THE EXERCISE ▸ Retype the records below exactly as they appear.
======
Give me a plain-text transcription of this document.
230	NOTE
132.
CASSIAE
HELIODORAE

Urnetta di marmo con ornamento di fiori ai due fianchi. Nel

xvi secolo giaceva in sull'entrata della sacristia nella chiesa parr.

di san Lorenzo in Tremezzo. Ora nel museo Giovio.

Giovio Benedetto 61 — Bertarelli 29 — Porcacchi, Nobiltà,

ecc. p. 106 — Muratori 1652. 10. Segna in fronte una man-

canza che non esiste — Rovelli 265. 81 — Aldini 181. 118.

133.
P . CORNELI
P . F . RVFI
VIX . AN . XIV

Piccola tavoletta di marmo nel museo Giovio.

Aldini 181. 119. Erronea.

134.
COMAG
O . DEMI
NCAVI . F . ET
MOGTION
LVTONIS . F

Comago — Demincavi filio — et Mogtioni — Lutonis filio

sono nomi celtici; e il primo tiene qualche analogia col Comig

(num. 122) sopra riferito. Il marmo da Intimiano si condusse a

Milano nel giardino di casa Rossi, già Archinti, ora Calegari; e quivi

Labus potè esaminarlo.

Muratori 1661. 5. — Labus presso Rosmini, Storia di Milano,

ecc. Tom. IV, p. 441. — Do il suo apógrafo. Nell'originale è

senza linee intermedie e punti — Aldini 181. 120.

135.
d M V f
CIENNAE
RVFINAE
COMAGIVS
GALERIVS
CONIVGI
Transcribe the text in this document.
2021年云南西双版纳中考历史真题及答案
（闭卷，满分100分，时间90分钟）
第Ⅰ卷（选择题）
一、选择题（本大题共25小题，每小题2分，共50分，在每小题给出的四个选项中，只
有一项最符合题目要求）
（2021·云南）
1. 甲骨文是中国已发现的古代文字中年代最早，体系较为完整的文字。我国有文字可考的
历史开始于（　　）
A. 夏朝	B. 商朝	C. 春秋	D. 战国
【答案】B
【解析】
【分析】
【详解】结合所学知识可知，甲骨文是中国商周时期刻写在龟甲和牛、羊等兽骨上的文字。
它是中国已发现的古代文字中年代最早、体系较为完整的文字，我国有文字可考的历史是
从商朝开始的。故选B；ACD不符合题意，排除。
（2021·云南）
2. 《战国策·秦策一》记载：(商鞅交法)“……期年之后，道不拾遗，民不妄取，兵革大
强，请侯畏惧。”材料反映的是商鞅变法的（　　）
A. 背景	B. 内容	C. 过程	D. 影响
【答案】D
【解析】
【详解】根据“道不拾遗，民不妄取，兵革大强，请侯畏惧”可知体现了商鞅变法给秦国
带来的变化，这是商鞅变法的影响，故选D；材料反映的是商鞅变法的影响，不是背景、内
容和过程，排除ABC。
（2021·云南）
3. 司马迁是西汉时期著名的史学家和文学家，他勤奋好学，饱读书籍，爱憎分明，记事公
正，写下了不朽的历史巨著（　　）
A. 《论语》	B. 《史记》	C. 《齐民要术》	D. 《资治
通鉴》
======
OUTPUT FOR THIS TASK ▸
Give me a plain-text transcription of this document.
230	NOTE
132.
CASSIAE
HELIODORAE

Urnetta di marmo con ornamento di fiori ai due fianchi. Nel

xvi secolo giaceva in sull'entrata della sacristia nella chiesa parr.

di san Lorenzo in Tremezzo. Ora nel museo Giovio.

Giovio Benedetto 61 — Bertarelli 29 — Porcacchi, Nobiltà,

ecc. p. 106 — Muratori 1652. 10. Segna in fronte una man-

canza che non esiste — Rovelli 265. 81 — Aldini 181. 118.

133.
P . CORNELI
P . F . RVFI
VIX . AN . XIV

Piccola tavoletta di marmo nel museo Giovio.

Aldini 181. 119. Erronea.

134.
COMAG
O . DEMI
NCAVI . F . ET
MOGTION
LVTONIS . F

Comago — Demincavi filio — et Mogtioni — Lutonis filio

sono nomi celtici; e il primo tiene qualche analogia col Comig

(num. 122) sopra riferito. Il marmo da Intimiano si condusse a

Milano nel giardino di casa Rossi, già Archinti, ora Calegari; e quivi

Labus potè esaminarlo.

Muratori 1661. 5. — Labus presso Rosmini, Storia di Milano,

ecc. Tom. IV, p. 441. — Do il suo apógrafo. Nell'originale è

senza linee intermedie e punti — Aldini 181. 120.

135.
d M V f
CIENNAE
RVFINAE
COMAGIVS
GALERIVS
CONIVGI
Transcribe the text in this document.
2021年云南西双版纳中考历史真题及答案
（闭卷，满分100分，时间90分钟）
第Ⅰ卷（选择题）
一、选择题（本大题共25小题，每小题2分，共50分，在每小题给出的四个选项中，只
有一项最符合题目要求）
（2021·云南）
1. 甲骨文是中国已发现的古代文字中年代最早，体系较为完整的文字。我国有文字可考的
历史开始于（　　）
A. 夏朝	B. 商朝	C. 春秋	D. 战国
【答案】B
【解析】
【分析】
【详解】结合所学知识可知，甲骨文是中国商周时期刻写在龟甲和牛、羊等兽骨上的文字。
它是中国已发现的古代文字中年代最早、体系较为完整的文字，我国有文字可考的历史是
从商朝开始的。故选B；ACD不符合题意，排除。
（2021·云南）
2. 《战国策·秦策一》记载：(商鞅交法)“……期年之后，道不拾遗，民不妄取，兵革大
强，请侯畏惧。”材料反映的是商鞅变法的（　　）
A. 背景	B. 内容	C. 过程	D. 影响
【答案】D
【解析】
【详解】根据“道不拾遗，民不妄取，兵革大强，请侯畏惧”可知体现了商鞅变法给秦国
带来的变化，这是商鞅变法的影响，故选D；材料反映的是商鞅变法的影响，不是背景、内
容和过程，排除ABC。
（2021·云南）
3. 司马迁是西汉时期著名的史学家和文学家，他勤奋好学，饱读书籍，爱憎分明，记事公
正，写下了不朽的历史巨著（　　）
A. 《论语》	B. 《史记》	C. 《齐民要术》	D. 《资治
通鉴》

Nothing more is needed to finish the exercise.